# Exercise
Reply with one number only: the count of lines below that contain the word "ionospheric".

☆ ☆ ☆

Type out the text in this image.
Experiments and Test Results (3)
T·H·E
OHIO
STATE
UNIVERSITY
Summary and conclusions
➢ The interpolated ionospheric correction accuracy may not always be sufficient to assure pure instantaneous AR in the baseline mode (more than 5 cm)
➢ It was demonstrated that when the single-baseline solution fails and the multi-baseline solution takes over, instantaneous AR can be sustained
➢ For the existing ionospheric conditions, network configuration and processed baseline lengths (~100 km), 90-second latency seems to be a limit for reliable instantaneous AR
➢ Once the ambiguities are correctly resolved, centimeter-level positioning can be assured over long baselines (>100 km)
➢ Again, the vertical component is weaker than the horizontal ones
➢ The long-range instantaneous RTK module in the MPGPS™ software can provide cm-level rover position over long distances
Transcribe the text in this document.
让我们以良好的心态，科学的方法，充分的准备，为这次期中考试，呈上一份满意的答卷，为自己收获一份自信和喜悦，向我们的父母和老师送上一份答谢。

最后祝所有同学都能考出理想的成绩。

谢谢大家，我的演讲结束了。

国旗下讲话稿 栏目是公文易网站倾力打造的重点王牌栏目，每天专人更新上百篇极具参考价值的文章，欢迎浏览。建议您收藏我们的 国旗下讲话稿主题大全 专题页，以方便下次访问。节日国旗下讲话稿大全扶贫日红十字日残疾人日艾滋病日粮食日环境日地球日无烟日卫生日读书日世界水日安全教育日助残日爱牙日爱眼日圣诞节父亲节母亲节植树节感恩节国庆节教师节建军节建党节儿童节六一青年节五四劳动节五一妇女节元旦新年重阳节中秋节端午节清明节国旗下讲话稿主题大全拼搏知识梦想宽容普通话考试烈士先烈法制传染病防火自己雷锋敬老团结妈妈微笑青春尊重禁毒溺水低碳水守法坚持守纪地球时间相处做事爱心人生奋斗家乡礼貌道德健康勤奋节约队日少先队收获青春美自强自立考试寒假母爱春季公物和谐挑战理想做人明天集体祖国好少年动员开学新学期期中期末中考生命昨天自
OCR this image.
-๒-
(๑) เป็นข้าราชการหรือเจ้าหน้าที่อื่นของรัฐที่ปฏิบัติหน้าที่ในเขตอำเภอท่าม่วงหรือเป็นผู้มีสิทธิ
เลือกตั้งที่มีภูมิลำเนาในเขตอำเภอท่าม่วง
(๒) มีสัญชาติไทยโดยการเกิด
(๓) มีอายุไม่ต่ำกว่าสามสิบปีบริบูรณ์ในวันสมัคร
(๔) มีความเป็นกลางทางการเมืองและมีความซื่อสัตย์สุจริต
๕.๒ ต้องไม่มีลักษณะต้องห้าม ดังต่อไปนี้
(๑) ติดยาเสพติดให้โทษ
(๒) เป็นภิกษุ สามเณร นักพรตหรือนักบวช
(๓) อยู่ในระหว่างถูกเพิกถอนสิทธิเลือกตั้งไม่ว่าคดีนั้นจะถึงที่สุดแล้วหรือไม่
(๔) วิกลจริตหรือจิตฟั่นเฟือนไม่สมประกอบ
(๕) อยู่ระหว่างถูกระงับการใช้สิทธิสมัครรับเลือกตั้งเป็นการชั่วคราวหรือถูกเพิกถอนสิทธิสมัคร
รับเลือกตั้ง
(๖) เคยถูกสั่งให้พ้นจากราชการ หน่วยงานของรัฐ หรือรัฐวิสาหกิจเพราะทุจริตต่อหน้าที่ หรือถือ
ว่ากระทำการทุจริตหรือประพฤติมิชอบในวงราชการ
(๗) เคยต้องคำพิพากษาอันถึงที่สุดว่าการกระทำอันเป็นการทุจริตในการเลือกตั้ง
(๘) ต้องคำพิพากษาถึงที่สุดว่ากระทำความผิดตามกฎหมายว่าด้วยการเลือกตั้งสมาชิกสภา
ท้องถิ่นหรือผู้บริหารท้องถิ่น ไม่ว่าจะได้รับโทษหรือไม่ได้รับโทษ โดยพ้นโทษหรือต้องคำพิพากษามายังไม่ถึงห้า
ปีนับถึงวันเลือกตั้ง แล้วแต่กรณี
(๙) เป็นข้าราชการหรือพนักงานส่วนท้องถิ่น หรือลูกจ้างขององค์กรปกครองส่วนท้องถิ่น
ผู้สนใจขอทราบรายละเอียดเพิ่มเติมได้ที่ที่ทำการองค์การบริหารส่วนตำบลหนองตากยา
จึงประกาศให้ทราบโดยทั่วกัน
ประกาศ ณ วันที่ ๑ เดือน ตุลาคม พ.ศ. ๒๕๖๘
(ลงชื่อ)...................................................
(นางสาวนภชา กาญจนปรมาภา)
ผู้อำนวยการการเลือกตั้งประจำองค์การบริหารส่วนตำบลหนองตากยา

☆ ☆ ☆

# Answer for the task
2